:: Source data
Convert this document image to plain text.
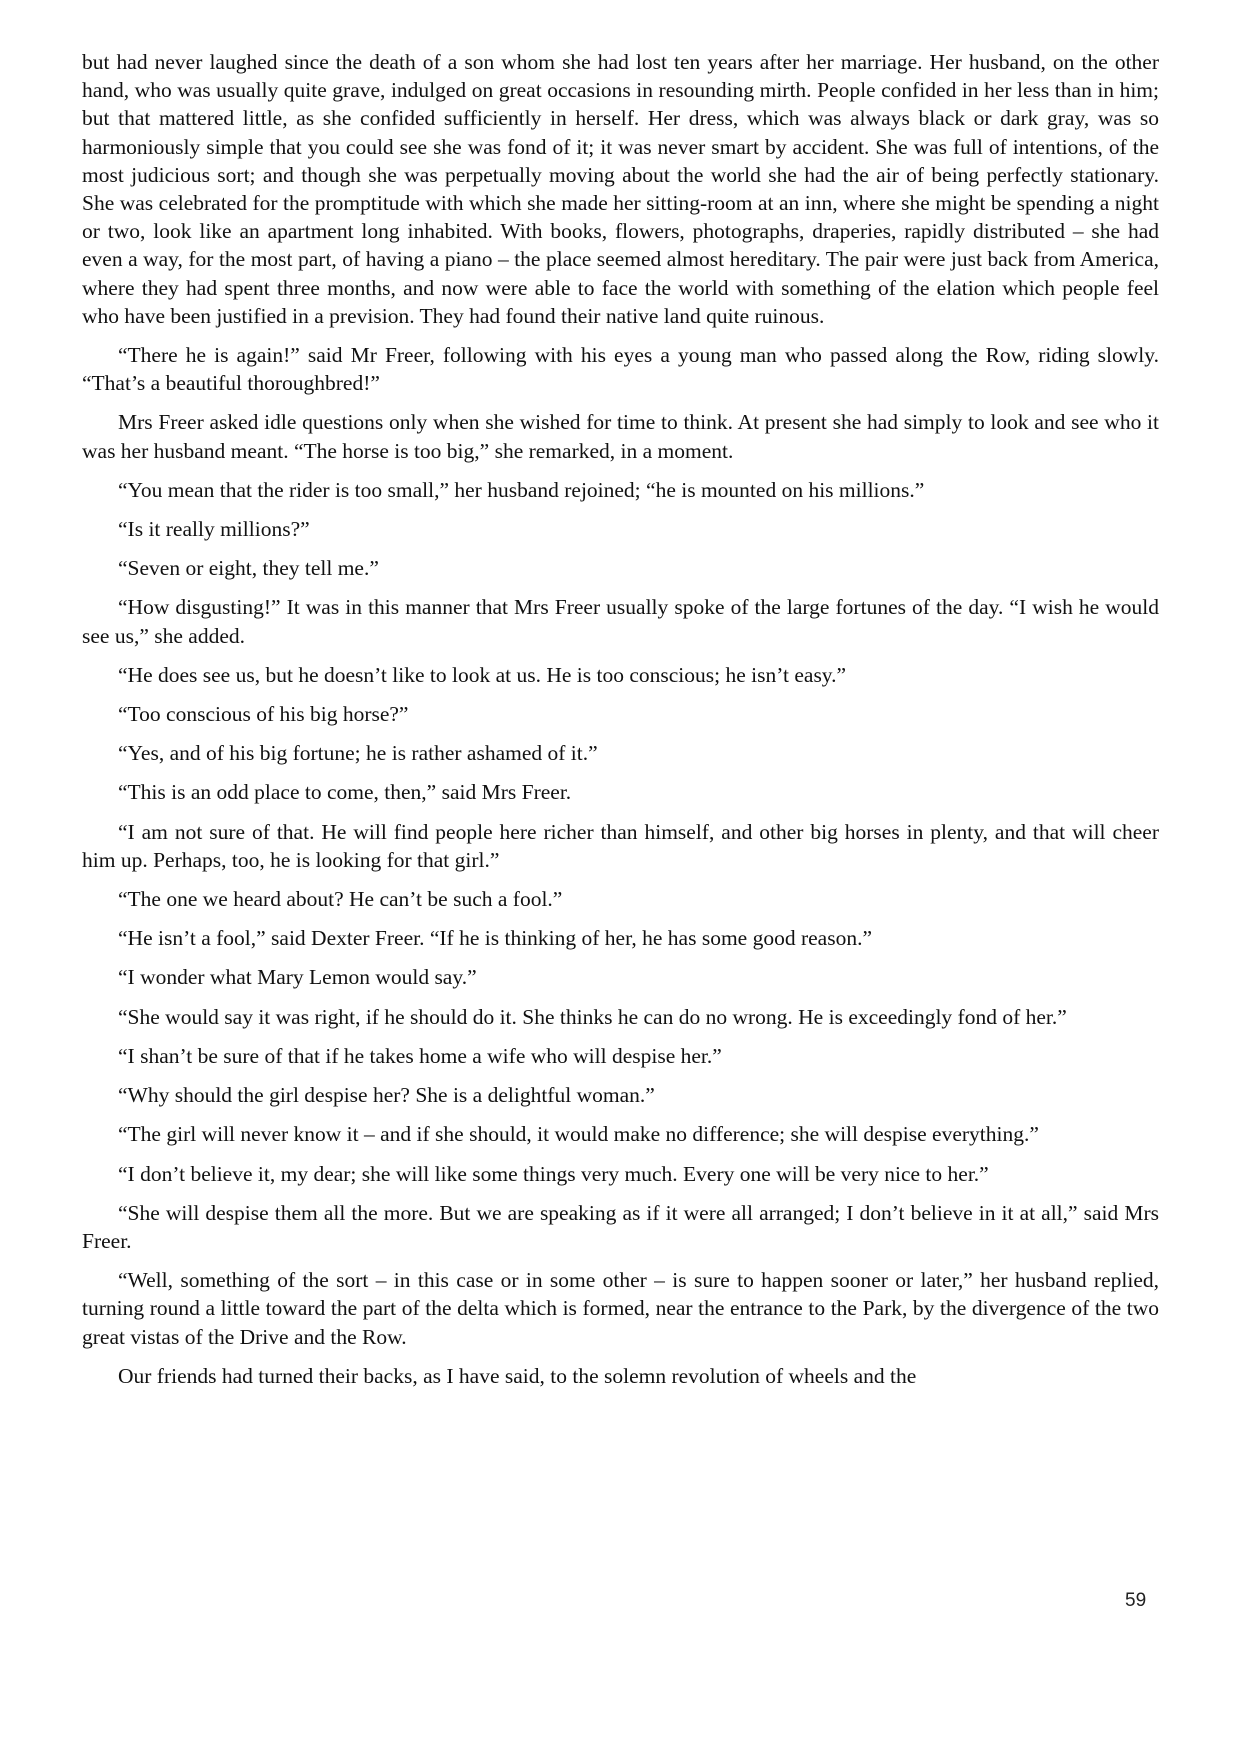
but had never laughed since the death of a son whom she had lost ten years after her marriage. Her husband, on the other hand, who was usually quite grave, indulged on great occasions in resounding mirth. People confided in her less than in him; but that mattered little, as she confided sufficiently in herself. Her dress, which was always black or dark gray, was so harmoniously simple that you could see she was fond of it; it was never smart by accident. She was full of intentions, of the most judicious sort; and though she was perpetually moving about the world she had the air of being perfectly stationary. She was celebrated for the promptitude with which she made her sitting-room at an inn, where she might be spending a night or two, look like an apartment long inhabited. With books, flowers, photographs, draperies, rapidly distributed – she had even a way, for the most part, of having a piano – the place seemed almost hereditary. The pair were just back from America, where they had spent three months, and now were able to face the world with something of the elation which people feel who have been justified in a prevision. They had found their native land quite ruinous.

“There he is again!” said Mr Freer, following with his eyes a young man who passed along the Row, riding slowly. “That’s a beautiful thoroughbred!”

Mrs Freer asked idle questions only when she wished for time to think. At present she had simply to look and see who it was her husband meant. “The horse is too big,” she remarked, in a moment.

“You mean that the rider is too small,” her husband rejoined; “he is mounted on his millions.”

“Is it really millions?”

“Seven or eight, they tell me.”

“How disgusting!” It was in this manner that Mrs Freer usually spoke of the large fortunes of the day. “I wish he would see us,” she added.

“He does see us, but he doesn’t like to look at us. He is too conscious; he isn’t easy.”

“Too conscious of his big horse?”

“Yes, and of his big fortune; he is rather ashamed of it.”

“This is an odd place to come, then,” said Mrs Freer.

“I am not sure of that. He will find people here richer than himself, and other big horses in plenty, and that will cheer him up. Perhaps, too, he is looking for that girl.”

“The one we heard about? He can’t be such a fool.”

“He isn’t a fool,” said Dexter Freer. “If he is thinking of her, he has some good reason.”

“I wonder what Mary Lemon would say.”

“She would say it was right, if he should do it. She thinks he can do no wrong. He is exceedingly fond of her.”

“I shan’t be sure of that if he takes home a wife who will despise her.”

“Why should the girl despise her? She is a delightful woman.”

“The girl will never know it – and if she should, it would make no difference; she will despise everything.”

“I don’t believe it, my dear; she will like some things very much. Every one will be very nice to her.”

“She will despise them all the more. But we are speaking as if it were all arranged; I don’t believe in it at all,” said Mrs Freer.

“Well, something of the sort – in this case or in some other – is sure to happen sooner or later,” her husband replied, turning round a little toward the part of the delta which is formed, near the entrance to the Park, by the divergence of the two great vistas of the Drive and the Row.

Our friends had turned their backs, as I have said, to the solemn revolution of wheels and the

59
::::
:: Source data
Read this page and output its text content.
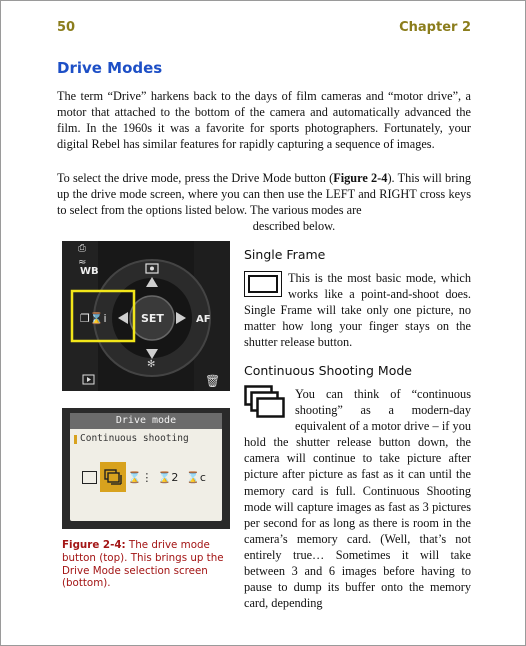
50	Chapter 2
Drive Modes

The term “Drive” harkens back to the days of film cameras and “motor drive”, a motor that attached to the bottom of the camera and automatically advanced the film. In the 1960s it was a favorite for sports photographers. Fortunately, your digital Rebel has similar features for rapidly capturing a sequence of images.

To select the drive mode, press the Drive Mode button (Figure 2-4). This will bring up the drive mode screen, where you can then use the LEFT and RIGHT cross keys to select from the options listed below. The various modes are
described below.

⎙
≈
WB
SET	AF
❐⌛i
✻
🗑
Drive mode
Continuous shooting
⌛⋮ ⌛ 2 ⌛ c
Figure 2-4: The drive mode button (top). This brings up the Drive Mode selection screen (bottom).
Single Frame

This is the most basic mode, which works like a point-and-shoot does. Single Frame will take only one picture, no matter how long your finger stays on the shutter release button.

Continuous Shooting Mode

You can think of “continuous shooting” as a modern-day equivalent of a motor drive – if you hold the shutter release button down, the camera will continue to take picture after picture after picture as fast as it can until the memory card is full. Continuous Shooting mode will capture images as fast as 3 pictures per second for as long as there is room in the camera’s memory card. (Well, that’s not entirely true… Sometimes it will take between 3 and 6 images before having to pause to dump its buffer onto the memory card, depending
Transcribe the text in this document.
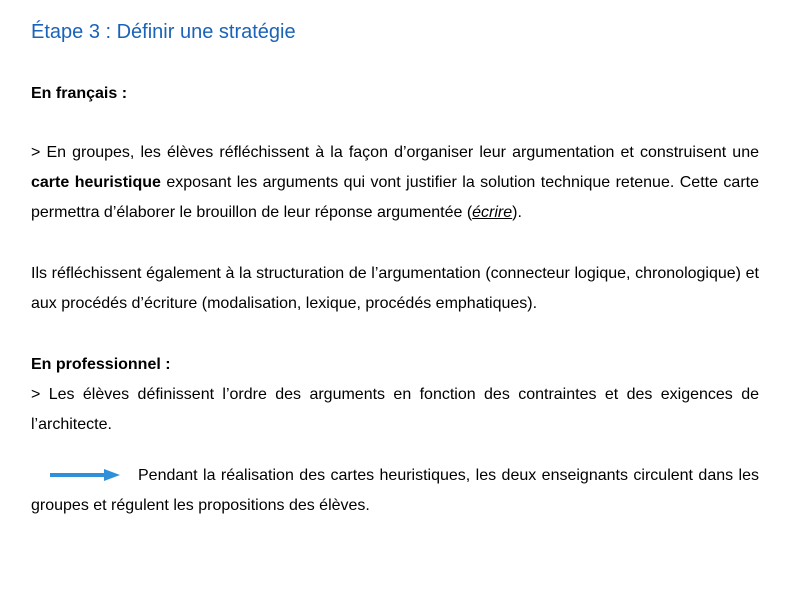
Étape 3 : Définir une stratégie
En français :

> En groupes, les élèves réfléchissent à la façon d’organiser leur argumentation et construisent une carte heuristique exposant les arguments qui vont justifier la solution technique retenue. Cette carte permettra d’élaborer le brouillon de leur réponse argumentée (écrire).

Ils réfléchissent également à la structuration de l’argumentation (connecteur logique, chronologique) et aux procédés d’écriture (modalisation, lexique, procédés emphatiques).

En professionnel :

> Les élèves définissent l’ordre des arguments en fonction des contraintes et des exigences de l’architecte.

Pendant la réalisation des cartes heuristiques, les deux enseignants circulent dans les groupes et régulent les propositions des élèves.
::::
• _What to work on_
Go through the records and copy each line with "fool" in it.

• _Output for this exercise_
“The one we heard about? He can’t be such a fool.”
“He isn’t a fool,” said Dexter Freer. “If he is thinking of her, he has some good reason.”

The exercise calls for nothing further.